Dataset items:

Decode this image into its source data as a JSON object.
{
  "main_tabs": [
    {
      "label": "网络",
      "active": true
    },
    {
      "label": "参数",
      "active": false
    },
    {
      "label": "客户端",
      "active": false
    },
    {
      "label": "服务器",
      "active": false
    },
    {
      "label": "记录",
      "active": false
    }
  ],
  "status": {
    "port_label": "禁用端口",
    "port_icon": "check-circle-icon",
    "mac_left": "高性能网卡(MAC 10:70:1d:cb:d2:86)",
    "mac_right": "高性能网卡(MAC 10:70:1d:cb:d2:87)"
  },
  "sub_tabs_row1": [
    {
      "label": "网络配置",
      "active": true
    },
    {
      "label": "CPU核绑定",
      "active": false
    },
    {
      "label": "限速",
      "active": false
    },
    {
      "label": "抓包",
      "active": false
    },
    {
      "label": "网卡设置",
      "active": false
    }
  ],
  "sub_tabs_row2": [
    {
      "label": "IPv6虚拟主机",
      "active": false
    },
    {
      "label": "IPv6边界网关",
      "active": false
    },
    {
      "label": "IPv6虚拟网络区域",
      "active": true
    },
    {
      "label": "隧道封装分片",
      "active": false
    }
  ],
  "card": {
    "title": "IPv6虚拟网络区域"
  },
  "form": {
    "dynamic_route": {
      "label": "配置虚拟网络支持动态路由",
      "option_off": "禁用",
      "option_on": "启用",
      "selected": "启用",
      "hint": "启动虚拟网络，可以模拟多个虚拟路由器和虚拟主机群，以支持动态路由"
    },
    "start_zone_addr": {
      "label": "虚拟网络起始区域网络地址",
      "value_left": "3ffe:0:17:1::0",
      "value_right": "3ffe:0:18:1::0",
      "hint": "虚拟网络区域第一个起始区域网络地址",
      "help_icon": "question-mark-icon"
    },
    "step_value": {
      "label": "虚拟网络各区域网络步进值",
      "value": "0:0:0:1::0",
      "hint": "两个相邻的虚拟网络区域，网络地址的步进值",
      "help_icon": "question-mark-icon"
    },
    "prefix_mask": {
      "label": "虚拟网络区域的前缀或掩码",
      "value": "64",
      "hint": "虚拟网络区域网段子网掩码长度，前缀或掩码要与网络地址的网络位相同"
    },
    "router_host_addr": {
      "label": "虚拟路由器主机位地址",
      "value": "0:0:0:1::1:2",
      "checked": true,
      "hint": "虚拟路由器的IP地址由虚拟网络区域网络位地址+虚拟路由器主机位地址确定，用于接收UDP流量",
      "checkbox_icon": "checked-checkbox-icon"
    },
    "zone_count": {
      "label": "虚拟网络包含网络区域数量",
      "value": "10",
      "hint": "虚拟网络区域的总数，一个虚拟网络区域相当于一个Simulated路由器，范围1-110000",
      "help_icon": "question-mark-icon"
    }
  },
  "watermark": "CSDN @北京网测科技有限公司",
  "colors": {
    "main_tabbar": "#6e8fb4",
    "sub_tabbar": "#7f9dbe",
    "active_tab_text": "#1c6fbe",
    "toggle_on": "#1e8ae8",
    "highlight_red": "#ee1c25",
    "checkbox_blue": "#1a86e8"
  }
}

WHAT THIS TASK INVOLVES | Copy the material above back out, exactly as written.

THE RESPONSE |
Decode this image into its source data as a JSON object.
{
  "main_tabs": [
    {
      "label": "网络",
      "active": true
    },
    {
      "label": "参数",
      "active": false
    },
    {
      "label": "客户端",
      "active": false
    },
    {
      "label": "服务器",
      "active": false
    },
    {
      "label": "记录",
      "active": false
    }
  ],
  "status": {
    "port_label": "禁用端口",
    "port_icon": "check-circle-icon",
    "mac_left": "高性能网卡(MAC 10:70:1d:cb:d2:86)",
    "mac_right": "高性能网卡(MAC 10:70:1d:cb:d2:87)"
  },
  "sub_tabs_row1": [
    {
      "label": "网络配置",
      "active": true
    },
    {
      "label": "CPU核绑定",
      "active": false
    },
    {
      "label": "限速",
      "active": false
    },
    {
      "label": "抓包",
      "active": false
    },
    {
      "label": "网卡设置",
      "active": false
    }
  ],
  "sub_tabs_row2": [
    {
      "label": "IPv6虚拟主机",
      "active": false
    },
    {
      "label": "IPv6边界网关",
      "active": false
    },
    {
      "label": "IPv6虚拟网络区域",
      "active": true
    },
    {
      "label": "隧道封装分片",
      "active": false
    }
  ],
  "card": {
    "title": "IPv6虚拟网络区域"
  },
  "form": {
    "dynamic_route": {
      "label": "配置虚拟网络支持动态路由",
      "option_off": "禁用",
      "option_on": "启用",
      "selected": "启用",
      "hint": "启动虚拟网络，可以模拟多个虚拟路由器和虚拟主机群，以支持动态路由"
    },
    "start_zone_addr": {
      "label": "虚拟网络起始区域网络地址",
      "value_left": "3ffe:0:17:1::0",
      "value_right": "3ffe:0:18:1::0",
      "hint": "虚拟网络区域第一个起始区域网络地址",
      "help_icon": "question-mark-icon"
    },
    "step_value": {
      "label": "虚拟网络各区域网络步进值",
      "value": "0:0:0:1::0",
      "hint": "两个相邻的虚拟网络区域，网络地址的步进值",
      "help_icon": "question-mark-icon"
    },
    "prefix_mask": {
      "label": "虚拟网络区域的前缀或掩码",
      "value": "64",
      "hint": "虚拟网络区域网段子网掩码长度，前缀或掩码要与网络地址的网络位相同"
    },
    "router_host_addr": {
      "label": "虚拟路由器主机位地址",
      "value": "0:0:0:1::1:2",
      "checked": true,
      "hint": "虚拟路由器的IP地址由虚拟网络区域网络位地址+虚拟路由器主机位地址确定，用于接收UDP流量",
      "checkbox_icon": "checked-checkbox-icon"
    },
    "zone_count": {
      "label": "虚拟网络包含网络区域数量",
      "value": "10",
      "hint": "虚拟网络区域的总数，一个虚拟网络区域相当于一个Simulated路由器，范围1-110000",
      "help_icon": "question-mark-icon"
    }
  },
  "watermark": "CSDN @北京网测科技有限公司",
  "colors": {
    "main_tabbar": "#6e8fb4",
    "sub_tabbar": "#7f9dbe",
    "active_tab_text": "#1c6fbe",
    "toggle_on": "#1e8ae8",
    "highlight_red": "#ee1c25",
    "checkbox_blue": "#1a86e8"
  }
}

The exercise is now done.